## Stated goal
Produce an exact copy of all the data below, dropping every image.

## Given records
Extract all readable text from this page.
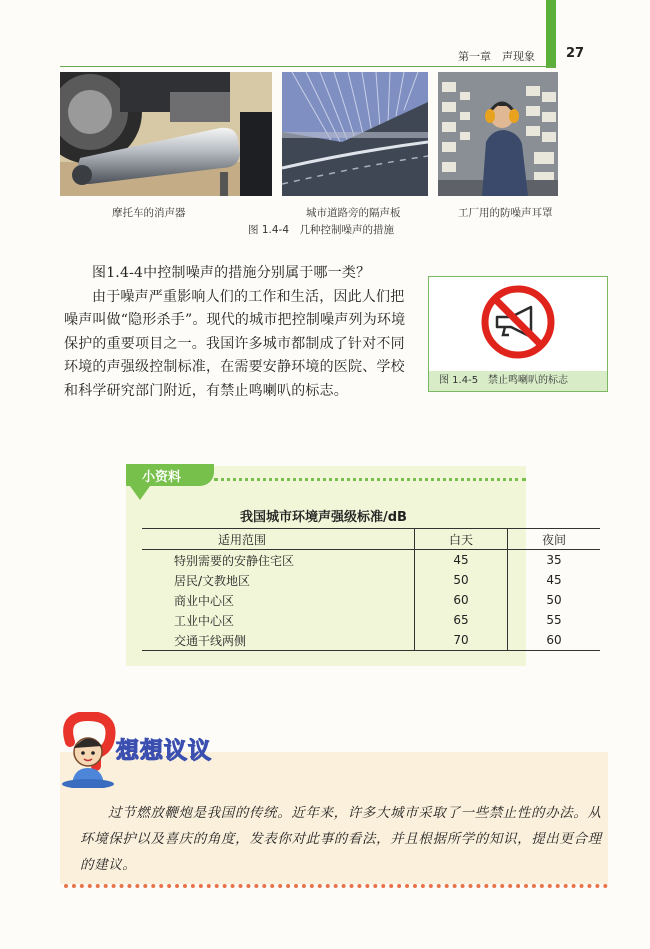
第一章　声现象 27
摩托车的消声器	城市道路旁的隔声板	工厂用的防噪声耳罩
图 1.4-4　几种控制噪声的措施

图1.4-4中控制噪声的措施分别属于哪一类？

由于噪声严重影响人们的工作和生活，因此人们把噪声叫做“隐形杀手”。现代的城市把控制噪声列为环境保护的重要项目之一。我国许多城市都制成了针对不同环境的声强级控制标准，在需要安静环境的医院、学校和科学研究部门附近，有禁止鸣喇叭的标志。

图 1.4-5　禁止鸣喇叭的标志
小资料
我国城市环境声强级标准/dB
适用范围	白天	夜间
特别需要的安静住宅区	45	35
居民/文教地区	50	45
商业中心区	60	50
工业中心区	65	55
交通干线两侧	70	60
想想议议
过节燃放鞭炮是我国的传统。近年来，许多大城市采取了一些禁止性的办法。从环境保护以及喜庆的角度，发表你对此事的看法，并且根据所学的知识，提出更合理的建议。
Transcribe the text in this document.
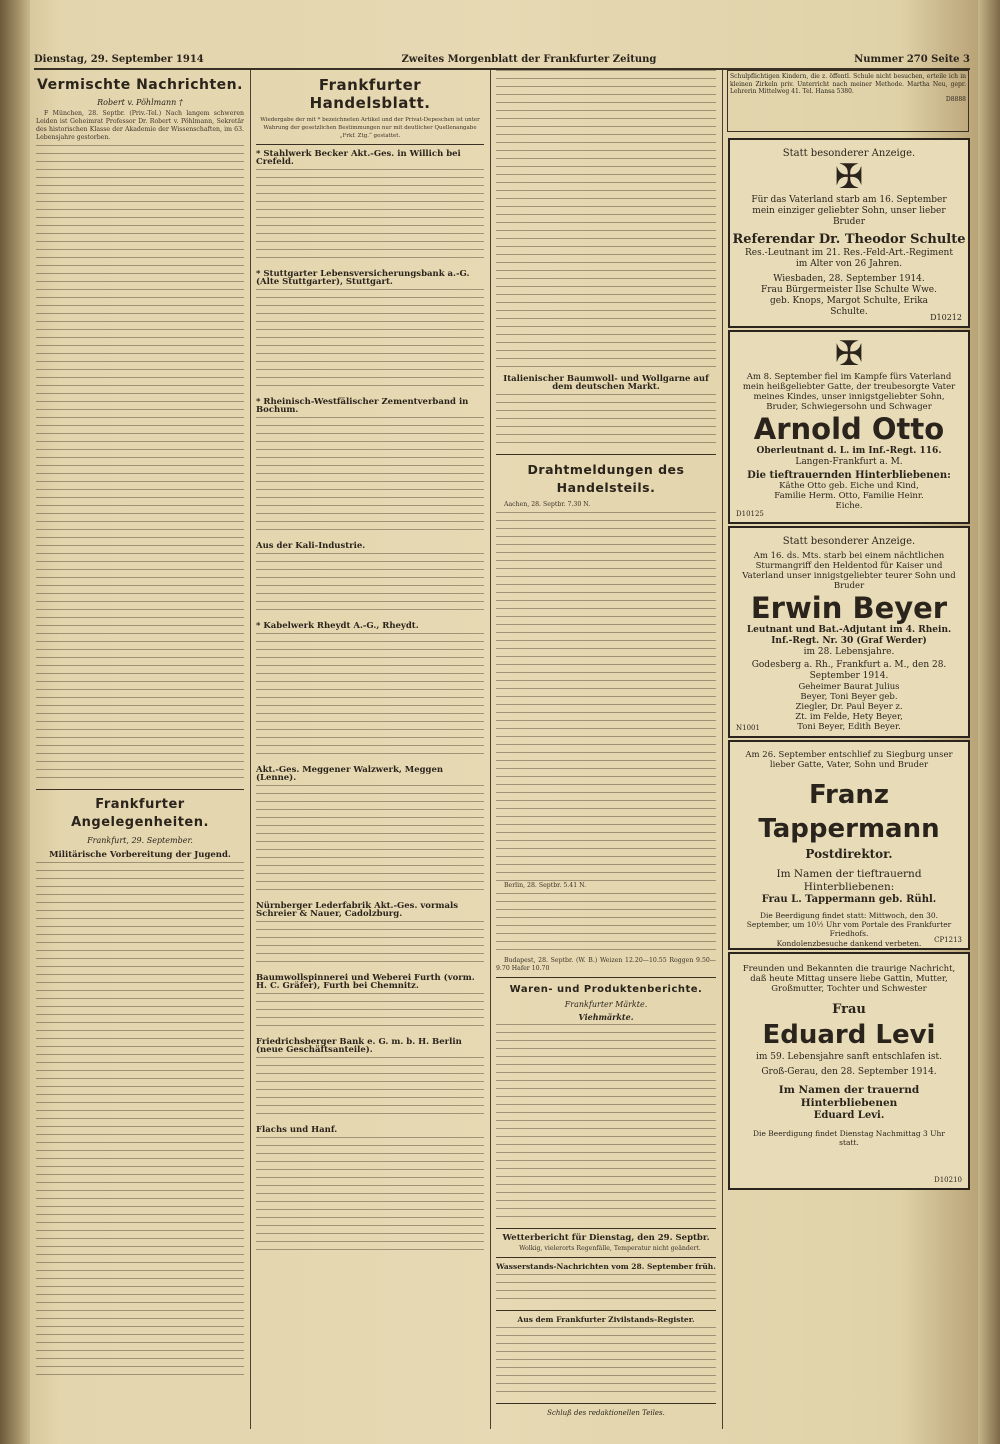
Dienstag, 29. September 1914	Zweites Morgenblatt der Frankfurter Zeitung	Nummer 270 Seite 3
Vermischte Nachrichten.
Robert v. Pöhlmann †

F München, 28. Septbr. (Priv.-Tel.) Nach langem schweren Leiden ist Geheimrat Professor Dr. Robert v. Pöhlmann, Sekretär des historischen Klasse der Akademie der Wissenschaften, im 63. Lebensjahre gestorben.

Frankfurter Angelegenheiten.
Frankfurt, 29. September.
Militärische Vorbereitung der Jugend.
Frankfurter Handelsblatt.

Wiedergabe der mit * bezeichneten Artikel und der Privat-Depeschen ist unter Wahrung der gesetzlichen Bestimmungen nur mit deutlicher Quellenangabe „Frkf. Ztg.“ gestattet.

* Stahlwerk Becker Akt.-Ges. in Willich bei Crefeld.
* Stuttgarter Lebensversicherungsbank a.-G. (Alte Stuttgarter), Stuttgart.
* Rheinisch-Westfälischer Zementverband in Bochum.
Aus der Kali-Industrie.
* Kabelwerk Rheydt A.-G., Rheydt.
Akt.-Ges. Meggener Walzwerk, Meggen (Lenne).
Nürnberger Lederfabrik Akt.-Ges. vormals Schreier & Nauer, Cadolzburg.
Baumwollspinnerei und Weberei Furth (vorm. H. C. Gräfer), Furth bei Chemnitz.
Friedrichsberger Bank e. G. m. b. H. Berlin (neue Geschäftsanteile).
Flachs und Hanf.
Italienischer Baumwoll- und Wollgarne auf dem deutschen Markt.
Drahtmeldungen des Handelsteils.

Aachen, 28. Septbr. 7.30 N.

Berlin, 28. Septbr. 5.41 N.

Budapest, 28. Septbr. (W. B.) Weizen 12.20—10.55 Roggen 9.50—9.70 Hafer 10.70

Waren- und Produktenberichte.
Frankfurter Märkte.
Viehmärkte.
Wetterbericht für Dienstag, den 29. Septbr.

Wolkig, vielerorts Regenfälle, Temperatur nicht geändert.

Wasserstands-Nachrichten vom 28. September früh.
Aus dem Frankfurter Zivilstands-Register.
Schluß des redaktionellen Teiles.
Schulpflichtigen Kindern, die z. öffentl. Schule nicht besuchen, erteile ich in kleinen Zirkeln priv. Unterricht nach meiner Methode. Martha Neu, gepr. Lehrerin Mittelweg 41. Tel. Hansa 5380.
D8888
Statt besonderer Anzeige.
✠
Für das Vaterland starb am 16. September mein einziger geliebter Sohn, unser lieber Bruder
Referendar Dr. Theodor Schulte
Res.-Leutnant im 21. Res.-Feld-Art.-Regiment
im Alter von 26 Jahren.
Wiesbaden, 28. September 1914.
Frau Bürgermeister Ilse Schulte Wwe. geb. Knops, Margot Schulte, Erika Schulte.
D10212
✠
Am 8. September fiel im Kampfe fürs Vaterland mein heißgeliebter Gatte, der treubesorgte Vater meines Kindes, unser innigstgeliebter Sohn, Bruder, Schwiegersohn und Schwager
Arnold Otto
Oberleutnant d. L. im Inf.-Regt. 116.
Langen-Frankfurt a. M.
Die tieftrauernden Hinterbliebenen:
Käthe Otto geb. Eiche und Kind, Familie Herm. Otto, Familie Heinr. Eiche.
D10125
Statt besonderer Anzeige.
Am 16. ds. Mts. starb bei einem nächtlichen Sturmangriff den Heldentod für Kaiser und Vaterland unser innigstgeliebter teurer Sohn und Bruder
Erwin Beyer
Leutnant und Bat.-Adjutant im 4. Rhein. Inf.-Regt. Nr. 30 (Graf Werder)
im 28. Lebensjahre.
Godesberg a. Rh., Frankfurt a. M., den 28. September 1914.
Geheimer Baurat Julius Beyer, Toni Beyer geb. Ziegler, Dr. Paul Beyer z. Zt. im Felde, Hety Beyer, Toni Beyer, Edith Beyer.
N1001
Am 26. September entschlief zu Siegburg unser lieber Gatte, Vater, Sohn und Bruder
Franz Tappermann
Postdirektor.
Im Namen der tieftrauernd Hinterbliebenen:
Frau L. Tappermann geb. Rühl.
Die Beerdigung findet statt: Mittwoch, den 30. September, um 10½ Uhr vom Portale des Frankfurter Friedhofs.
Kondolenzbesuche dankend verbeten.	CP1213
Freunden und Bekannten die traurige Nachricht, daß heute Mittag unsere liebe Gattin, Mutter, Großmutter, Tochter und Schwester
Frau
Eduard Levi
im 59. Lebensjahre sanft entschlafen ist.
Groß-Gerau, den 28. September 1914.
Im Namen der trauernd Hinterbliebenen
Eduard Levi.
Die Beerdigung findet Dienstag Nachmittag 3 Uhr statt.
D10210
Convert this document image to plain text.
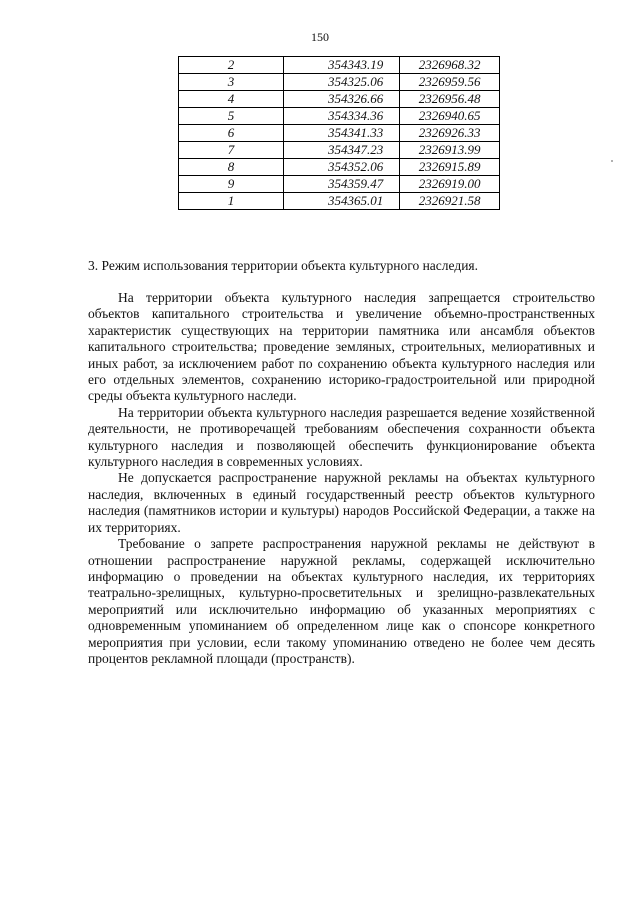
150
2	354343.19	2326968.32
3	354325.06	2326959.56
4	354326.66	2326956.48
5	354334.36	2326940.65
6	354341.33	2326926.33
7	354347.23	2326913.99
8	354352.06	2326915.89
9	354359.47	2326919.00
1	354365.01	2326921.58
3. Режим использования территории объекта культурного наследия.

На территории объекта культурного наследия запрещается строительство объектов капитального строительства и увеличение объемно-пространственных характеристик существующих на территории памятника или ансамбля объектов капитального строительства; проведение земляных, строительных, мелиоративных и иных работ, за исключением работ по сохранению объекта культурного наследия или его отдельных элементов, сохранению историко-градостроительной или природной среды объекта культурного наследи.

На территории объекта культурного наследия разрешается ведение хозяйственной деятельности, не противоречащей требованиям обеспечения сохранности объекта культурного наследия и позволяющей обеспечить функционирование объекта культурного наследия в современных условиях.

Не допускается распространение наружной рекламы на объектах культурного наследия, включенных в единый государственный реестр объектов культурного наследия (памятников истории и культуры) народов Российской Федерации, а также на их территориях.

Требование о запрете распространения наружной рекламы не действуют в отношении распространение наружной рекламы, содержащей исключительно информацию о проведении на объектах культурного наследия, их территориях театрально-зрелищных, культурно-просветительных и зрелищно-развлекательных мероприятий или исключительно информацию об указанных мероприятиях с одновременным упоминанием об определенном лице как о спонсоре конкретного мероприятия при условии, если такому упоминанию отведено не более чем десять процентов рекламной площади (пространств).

## Exercise answer
Extract all readable text from this page.
第一章　声现象 27
摩托车的消声器	城市道路旁的隔声板	工厂用的防噪声耳罩
图 1.4-4　几种控制噪声的措施

图1.4-4中控制噪声的措施分别属于哪一类？

由于噪声严重影响人们的工作和生活，因此人们把噪声叫做“隐形杀手”。现代的城市把控制噪声列为环境保护的重要项目之一。我国许多城市都制成了针对不同环境的声强级控制标准，在需要安静环境的医院、学校和科学研究部门附近，有禁止鸣喇叭的标志。

图 1.4-5　禁止鸣喇叭的标志
小资料
我国城市环境声强级标准/dB
适用范围	白天	夜间
特别需要的安静住宅区	45	35
居民/文教地区	50	45
商业中心区	60	50
工业中心区	65	55
交通干线两侧	70	60
想想议议
过节燃放鞭炮是我国的传统。近年来，许多大城市采取了一些禁止性的办法。从环境保护以及喜庆的角度，发表你对此事的看法，并且根据所学的知识，提出更合理的建议。
Transcribe the text in this document.
Dienstag, 29. September 1914	Zweites Morgenblatt der Frankfurter Zeitung	Nummer 270 Seite 3
Vermischte Nachrichten.
Robert v. Pöhlmann †

F München, 28. Septbr. (Priv.-Tel.) Nach langem schweren Leiden ist Geheimrat Professor Dr. Robert v. Pöhlmann, Sekretär des historischen Klasse der Akademie der Wissenschaften, im 63. Lebensjahre gestorben.

Frankfurter Angelegenheiten.
Frankfurt, 29. September.
Militärische Vorbereitung der Jugend.
Frankfurter Handelsblatt.

Wiedergabe der mit * bezeichneten Artikel und der Privat-Depeschen ist unter Wahrung der gesetzlichen Bestimmungen nur mit deutlicher Quellenangabe „Frkf. Ztg.“ gestattet.

* Stahlwerk Becker Akt.-Ges. in Willich bei Crefeld.
* Stuttgarter Lebensversicherungsbank a.-G. (Alte Stuttgarter), Stuttgart.
* Rheinisch-Westfälischer Zementverband in Bochum.
Aus der Kali-Industrie.
* Kabelwerk Rheydt A.-G., Rheydt.
Akt.-Ges. Meggener Walzwerk, Meggen (Lenne).
Nürnberger Lederfabrik Akt.-Ges. vormals Schreier & Nauer, Cadolzburg.
Baumwollspinnerei und Weberei Furth (vorm. H. C. Gräfer), Furth bei Chemnitz.
Friedrichsberger Bank e. G. m. b. H. Berlin (neue Geschäftsanteile).
Flachs und Hanf.
Italienischer Baumwoll- und Wollgarne auf dem deutschen Markt.
Drahtmeldungen des Handelsteils.

Aachen, 28. Septbr. 7.30 N.

Berlin, 28. Septbr. 5.41 N.

Budapest, 28. Septbr. (W. B.) Weizen 12.20—10.55 Roggen 9.50—9.70 Hafer 10.70

Waren- und Produktenberichte.
Frankfurter Märkte.
Viehmärkte.
Wetterbericht für Dienstag, den 29. Septbr.

Wolkig, vielerorts Regenfälle, Temperatur nicht geändert.

Wasserstands-Nachrichten vom 28. September früh.
Aus dem Frankfurter Zivilstands-Register.
Schluß des redaktionellen Teiles.
Schulpflichtigen Kindern, die z. öffentl. Schule nicht besuchen, erteile ich in kleinen Zirkeln priv. Unterricht nach meiner Methode. Martha Neu, gepr. Lehrerin Mittelweg 41. Tel. Hansa 5380.
D8888
Statt besonderer Anzeige.
✠
Für das Vaterland starb am 16. September mein einziger geliebter Sohn, unser lieber Bruder
Referendar Dr. Theodor Schulte
Res.-Leutnant im 21. Res.-Feld-Art.-Regiment
im Alter von 26 Jahren.
Wiesbaden, 28. September 1914.
Frau Bürgermeister Ilse Schulte Wwe. geb. Knops, Margot Schulte, Erika Schulte.
D10212
✠
Am 8. September fiel im Kampfe fürs Vaterland mein heißgeliebter Gatte, der treubesorgte Vater meines Kindes, unser innigstgeliebter Sohn, Bruder, Schwiegersohn und Schwager
Arnold Otto
Oberleutnant d. L. im Inf.-Regt. 116.
Langen-Frankfurt a. M.
Die tieftrauernden Hinterbliebenen:
Käthe Otto geb. Eiche und Kind, Familie Herm. Otto, Familie Heinr. Eiche.
D10125
Statt besonderer Anzeige.
Am 16. ds. Mts. starb bei einem nächtlichen Sturmangriff den Heldentod für Kaiser und Vaterland unser innigstgeliebter teurer Sohn und Bruder
Erwin Beyer
Leutnant und Bat.-Adjutant im 4. Rhein. Inf.-Regt. Nr. 30 (Graf Werder)
im 28. Lebensjahre.
Godesberg a. Rh., Frankfurt a. M., den 28. September 1914.
Geheimer Baurat Julius Beyer, Toni Beyer geb. Ziegler, Dr. Paul Beyer z. Zt. im Felde, Hety Beyer, Toni Beyer, Edith Beyer.
N1001
Am 26. September entschlief zu Siegburg unser lieber Gatte, Vater, Sohn und Bruder
Franz Tappermann
Postdirektor.
Im Namen der tieftrauernd Hinterbliebenen:
Frau L. Tappermann geb. Rühl.
Die Beerdigung findet statt: Mittwoch, den 30. September, um 10½ Uhr vom Portale des Frankfurter Friedhofs.
Kondolenzbesuche dankend verbeten.	CP1213
Freunden und Bekannten die traurige Nachricht, daß heute Mittag unsere liebe Gattin, Mutter, Großmutter, Tochter und Schwester
Frau
Eduard Levi
im 59. Lebensjahre sanft entschlafen ist.
Groß-Gerau, den 28. September 1914.
Im Namen der trauernd Hinterbliebenen
Eduard Levi.
Die Beerdigung findet Dienstag Nachmittag 3 Uhr statt.
D10210
Convert this document image to plain text.
150
2	354343.19	2326968.32
3	354325.06	2326959.56
4	354326.66	2326956.48
5	354334.36	2326940.65
6	354341.33	2326926.33
7	354347.23	2326913.99
8	354352.06	2326915.89
9	354359.47	2326919.00
1	354365.01	2326921.58
3. Режим использования территории объекта культурного наследия.

На территории объекта культурного наследия запрещается строительство объектов капитального строительства и увеличение объемно-пространственных характеристик существующих на территории памятника или ансамбля объектов капитального строительства; проведение земляных, строительных, мелиоративных и иных работ, за исключением работ по сохранению объекта культурного наследия или его отдельных элементов, сохранению историко-градостроительной или природной среды объекта культурного наследи.

На территории объекта культурного наследия разрешается ведение хозяйственной деятельности, не противоречащей требованиям обеспечения сохранности объекта культурного наследия и позволяющей обеспечить функционирование объекта культурного наследия в современных условиях.

Не допускается распространение наружной рекламы на объектах культурного наследия, включенных в единый государственный реестр объектов культурного наследия (памятников истории и культуры) народов Российской Федерации, а также на их территориях.

Требование о запрете распространения наружной рекламы не действуют в отношении распространение наружной рекламы, содержащей исключительно информацию о проведении на объектах культурного наследия, их территориях театрально-зрелищных, культурно-просветительных и зрелищно-развлекательных мероприятий или исключительно информацию об указанных мероприятиях с одновременным упоминанием об определенном лице как о спонсоре конкретного мероприятия при условии, если такому упоминанию отведено не более чем десять процентов рекламной площади (пространств).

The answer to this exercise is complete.